**Work to do**
Restate every line of the material, word for word.

**Records for processing**
»»
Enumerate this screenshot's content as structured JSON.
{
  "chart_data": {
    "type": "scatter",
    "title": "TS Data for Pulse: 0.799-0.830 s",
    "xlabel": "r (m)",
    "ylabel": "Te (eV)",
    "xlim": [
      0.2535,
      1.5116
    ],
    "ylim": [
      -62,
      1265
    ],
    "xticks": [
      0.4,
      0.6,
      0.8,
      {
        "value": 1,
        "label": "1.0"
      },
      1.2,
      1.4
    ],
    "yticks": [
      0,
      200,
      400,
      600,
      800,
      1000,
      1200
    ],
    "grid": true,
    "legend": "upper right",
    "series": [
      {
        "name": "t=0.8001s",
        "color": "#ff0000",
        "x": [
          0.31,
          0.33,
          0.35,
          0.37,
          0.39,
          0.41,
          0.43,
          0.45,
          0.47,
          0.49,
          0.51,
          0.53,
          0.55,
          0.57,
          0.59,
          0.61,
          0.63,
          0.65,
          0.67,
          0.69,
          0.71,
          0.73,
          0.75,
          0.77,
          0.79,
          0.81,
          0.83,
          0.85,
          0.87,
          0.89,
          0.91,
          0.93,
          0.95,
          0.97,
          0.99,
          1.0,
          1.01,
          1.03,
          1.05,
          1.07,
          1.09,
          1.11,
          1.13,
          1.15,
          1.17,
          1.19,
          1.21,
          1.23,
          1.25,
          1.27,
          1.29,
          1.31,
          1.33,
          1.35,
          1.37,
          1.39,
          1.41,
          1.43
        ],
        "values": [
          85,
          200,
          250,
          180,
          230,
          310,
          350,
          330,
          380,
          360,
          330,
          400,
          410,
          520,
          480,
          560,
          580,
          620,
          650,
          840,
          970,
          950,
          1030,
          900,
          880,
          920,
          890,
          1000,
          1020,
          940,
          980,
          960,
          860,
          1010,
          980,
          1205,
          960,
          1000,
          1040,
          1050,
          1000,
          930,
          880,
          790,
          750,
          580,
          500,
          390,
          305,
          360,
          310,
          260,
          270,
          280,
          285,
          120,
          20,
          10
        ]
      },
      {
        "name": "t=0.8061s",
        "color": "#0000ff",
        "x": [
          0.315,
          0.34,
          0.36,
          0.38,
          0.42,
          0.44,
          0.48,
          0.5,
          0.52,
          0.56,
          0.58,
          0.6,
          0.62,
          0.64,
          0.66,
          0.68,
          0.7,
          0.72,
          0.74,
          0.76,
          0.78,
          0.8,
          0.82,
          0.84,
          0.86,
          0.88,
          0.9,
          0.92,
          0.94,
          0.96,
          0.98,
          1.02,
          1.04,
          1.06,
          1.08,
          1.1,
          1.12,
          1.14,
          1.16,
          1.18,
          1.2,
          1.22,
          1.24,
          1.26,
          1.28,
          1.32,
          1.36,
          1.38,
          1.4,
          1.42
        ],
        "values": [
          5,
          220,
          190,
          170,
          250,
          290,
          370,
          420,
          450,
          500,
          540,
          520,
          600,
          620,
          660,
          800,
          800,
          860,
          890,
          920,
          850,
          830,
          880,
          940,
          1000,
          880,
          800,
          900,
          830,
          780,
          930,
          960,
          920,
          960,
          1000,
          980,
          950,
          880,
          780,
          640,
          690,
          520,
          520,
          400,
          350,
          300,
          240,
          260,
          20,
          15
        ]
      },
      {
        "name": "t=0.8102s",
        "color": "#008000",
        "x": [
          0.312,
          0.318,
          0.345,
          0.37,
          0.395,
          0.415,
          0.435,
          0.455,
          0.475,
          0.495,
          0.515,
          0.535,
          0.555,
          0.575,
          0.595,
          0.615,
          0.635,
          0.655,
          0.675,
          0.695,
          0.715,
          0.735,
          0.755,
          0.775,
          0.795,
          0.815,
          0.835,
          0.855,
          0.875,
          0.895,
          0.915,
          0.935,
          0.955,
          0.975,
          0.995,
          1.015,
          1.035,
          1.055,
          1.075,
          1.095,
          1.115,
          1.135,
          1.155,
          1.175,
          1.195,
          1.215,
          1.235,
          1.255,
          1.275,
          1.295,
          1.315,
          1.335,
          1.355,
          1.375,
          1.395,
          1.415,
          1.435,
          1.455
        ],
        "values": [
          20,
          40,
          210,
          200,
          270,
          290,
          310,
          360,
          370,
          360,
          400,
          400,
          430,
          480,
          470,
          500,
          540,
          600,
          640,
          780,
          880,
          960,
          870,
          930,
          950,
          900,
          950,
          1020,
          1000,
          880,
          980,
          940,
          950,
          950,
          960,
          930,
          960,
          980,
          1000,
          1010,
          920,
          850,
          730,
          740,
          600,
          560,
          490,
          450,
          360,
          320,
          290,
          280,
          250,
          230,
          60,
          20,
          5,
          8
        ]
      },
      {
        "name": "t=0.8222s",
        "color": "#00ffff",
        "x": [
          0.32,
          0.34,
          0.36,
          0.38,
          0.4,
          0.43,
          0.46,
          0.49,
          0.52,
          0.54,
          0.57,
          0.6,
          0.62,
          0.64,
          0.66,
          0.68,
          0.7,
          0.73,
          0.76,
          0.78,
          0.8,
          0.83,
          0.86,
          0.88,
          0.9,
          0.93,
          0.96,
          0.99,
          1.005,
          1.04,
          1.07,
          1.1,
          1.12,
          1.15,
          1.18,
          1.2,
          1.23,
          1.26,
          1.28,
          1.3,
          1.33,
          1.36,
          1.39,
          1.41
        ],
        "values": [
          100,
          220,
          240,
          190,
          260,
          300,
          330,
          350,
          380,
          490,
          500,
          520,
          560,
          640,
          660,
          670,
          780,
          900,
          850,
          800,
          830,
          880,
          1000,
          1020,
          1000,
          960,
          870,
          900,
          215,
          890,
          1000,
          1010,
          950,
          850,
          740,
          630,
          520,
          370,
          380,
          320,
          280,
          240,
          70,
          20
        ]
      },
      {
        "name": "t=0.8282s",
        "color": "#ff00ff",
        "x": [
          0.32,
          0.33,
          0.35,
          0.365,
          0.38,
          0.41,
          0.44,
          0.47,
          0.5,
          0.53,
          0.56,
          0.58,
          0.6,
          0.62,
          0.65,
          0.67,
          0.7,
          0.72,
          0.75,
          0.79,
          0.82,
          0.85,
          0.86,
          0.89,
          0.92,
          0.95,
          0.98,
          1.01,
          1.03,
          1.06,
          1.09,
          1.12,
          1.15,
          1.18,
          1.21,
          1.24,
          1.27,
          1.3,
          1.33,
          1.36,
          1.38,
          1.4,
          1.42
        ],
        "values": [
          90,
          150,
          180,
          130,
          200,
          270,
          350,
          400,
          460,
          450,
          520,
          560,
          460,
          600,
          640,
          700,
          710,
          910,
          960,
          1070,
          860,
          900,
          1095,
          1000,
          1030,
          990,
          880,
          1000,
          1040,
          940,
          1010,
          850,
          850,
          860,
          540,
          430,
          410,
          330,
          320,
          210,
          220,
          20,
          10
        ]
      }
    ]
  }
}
««
**Correct answer**
Enumerate this screenshot's content as structured JSON.
{
  "chart_data": {
    "type": "scatter",
    "title": "TS Data for Pulse: 0.799-0.830 s",
    "xlabel": "r (m)",
    "ylabel": "Te (eV)",
    "xlim": [
      0.2535,
      1.5116
    ],
    "ylim": [
      -62,
      1265
    ],
    "xticks": [
      0.4,
      0.6,
      0.8,
      {
        "value": 1,
        "label": "1.0"
      },
      1.2,
      1.4
    ],
    "yticks": [
      0,
      200,
      400,
      600,
      800,
      1000,
      1200
    ],
    "grid": true,
    "legend": "upper right",
    "series": [
      {
        "name": "t=0.8001s",
        "color": "#ff0000",
        "x": [
          0.31,
          0.33,
          0.35,
          0.37,
          0.39,
          0.41,
          0.43,
          0.45,
          0.47,
          0.49,
          0.51,
          0.53,
          0.55,
          0.57,
          0.59,
          0.61,
          0.63,
          0.65,
          0.67,
          0.69,
          0.71,
          0.73,
          0.75,
          0.77,
          0.79,
          0.81,
          0.83,
          0.85,
          0.87,
          0.89,
          0.91,
          0.93,
          0.95,
          0.97,
          0.99,
          1.0,
          1.01,
          1.03,
          1.05,
          1.07,
          1.09,
          1.11,
          1.13,
          1.15,
          1.17,
          1.19,
          1.21,
          1.23,
          1.25,
          1.27,
          1.29,
          1.31,
          1.33,
          1.35,
          1.37,
          1.39,
          1.41,
          1.43
        ],
        "values": [
          85,
          200,
          250,
          180,
          230,
          310,
          350,
          330,
          380,
          360,
          330,
          400,
          410,
          520,
          480,
          560,
          580,
          620,
          650,
          840,
          970,
          950,
          1030,
          900,
          880,
          920,
          890,
          1000,
          1020,
          940,
          980,
          960,
          860,
          1010,
          980,
          1205,
          960,
          1000,
          1040,
          1050,
          1000,
          930,
          880,
          790,
          750,
          580,
          500,
          390,
          305,
          360,
          310,
          260,
          270,
          280,
          285,
          120,
          20,
          10
        ]
      },
      {
        "name": "t=0.8061s",
        "color": "#0000ff",
        "x": [
          0.315,
          0.34,
          0.36,
          0.38,
          0.42,
          0.44,
          0.48,
          0.5,
          0.52,
          0.56,
          0.58,
          0.6,
          0.62,
          0.64,
          0.66,
          0.68,
          0.7,
          0.72,
          0.74,
          0.76,
          0.78,
          0.8,
          0.82,
          0.84,
          0.86,
          0.88,
          0.9,
          0.92,
          0.94,
          0.96,
          0.98,
          1.02,
          1.04,
          1.06,
          1.08,
          1.1,
          1.12,
          1.14,
          1.16,
          1.18,
          1.2,
          1.22,
          1.24,
          1.26,
          1.28,
          1.32,
          1.36,
          1.38,
          1.4,
          1.42
        ],
        "values": [
          5,
          220,
          190,
          170,
          250,
          290,
          370,
          420,
          450,
          500,
          540,
          520,
          600,
          620,
          660,
          800,
          800,
          860,
          890,
          920,
          850,
          830,
          880,
          940,
          1000,
          880,
          800,
          900,
          830,
          780,
          930,
          960,
          920,
          960,
          1000,
          980,
          950,
          880,
          780,
          640,
          690,
          520,
          520,
          400,
          350,
          300,
          240,
          260,
          20,
          15
        ]
      },
      {
        "name": "t=0.8102s",
        "color": "#008000",
        "x": [
          0.312,
          0.318,
          0.345,
          0.37,
          0.395,
          0.415,
          0.435,
          0.455,
          0.475,
          0.495,
          0.515,
          0.535,
          0.555,
          0.575,
          0.595,
          0.615,
          0.635,
          0.655,
          0.675,
          0.695,
          0.715,
          0.735,
          0.755,
          0.775,
          0.795,
          0.815,
          0.835,
          0.855,
          0.875,
          0.895,
          0.915,
          0.935,
          0.955,
          0.975,
          0.995,
          1.015,
          1.035,
          1.055,
          1.075,
          1.095,
          1.115,
          1.135,
          1.155,
          1.175,
          1.195,
          1.215,
          1.235,
          1.255,
          1.275,
          1.295,
          1.315,
          1.335,
          1.355,
          1.375,
          1.395,
          1.415,
          1.435,
          1.455
        ],
        "values": [
          20,
          40,
          210,
          200,
          270,
          290,
          310,
          360,
          370,
          360,
          400,
          400,
          430,
          480,
          470,
          500,
          540,
          600,
          640,
          780,
          880,
          960,
          870,
          930,
          950,
          900,
          950,
          1020,
          1000,
          880,
          980,
          940,
          950,
          950,
          960,
          930,
          960,
          980,
          1000,
          1010,
          920,
          850,
          730,
          740,
          600,
          560,
          490,
          450,
          360,
          320,
          290,
          280,
          250,
          230,
          60,
          20,
          5,
          8
        ]
      },
      {
        "name": "t=0.8222s",
        "color": "#00ffff",
        "x": [
          0.32,
          0.34,
          0.36,
          0.38,
          0.4,
          0.43,
          0.46,
          0.49,
          0.52,
          0.54,
          0.57,
          0.6,
          0.62,
          0.64,
          0.66,
          0.68,
          0.7,
          0.73,
          0.76,
          0.78,
          0.8,
          0.83,
          0.86,
          0.88,
          0.9,
          0.93,
          0.96,
          0.99,
          1.005,
          1.04,
          1.07,
          1.1,
          1.12,
          1.15,
          1.18,
          1.2,
          1.23,
          1.26,
          1.28,
          1.3,
          1.33,
          1.36,
          1.39,
          1.41
        ],
        "values": [
          100,
          220,
          240,
          190,
          260,
          300,
          330,
          350,
          380,
          490,
          500,
          520,
          560,
          640,
          660,
          670,
          780,
          900,
          850,
          800,
          830,
          880,
          1000,
          1020,
          1000,
          960,
          870,
          900,
          215,
          890,
          1000,
          1010,
          950,
          850,
          740,
          630,
          520,
          370,
          380,
          320,
          280,
          240,
          70,
          20
        ]
      },
      {
        "name": "t=0.8282s",
        "color": "#ff00ff",
        "x": [
          0.32,
          0.33,
          0.35,
          0.365,
          0.38,
          0.41,
          0.44,
          0.47,
          0.5,
          0.53,
          0.56,
          0.58,
          0.6,
          0.62,
          0.65,
          0.67,
          0.7,
          0.72,
          0.75,
          0.79,
          0.82,
          0.85,
          0.86,
          0.89,
          0.92,
          0.95,
          0.98,
          1.01,
          1.03,
          1.06,
          1.09,
          1.12,
          1.15,
          1.18,
          1.21,
          1.24,
          1.27,
          1.3,
          1.33,
          1.36,
          1.38,
          1.4,
          1.42
        ],
        "values": [
          90,
          150,
          180,
          130,
          200,
          270,
          350,
          400,
          460,
          450,
          520,
          560,
          460,
          600,
          640,
          700,
          710,
          910,
          960,
          1070,
          860,
          900,
          1095,
          1000,
          1030,
          990,
          880,
          1000,
          1040,
          940,
          1010,
          850,
          850,
          860,
          540,
          430,
          410,
          330,
          320,
          210,
          220,
          20,
          10
        ]
      }
    ]
  }
}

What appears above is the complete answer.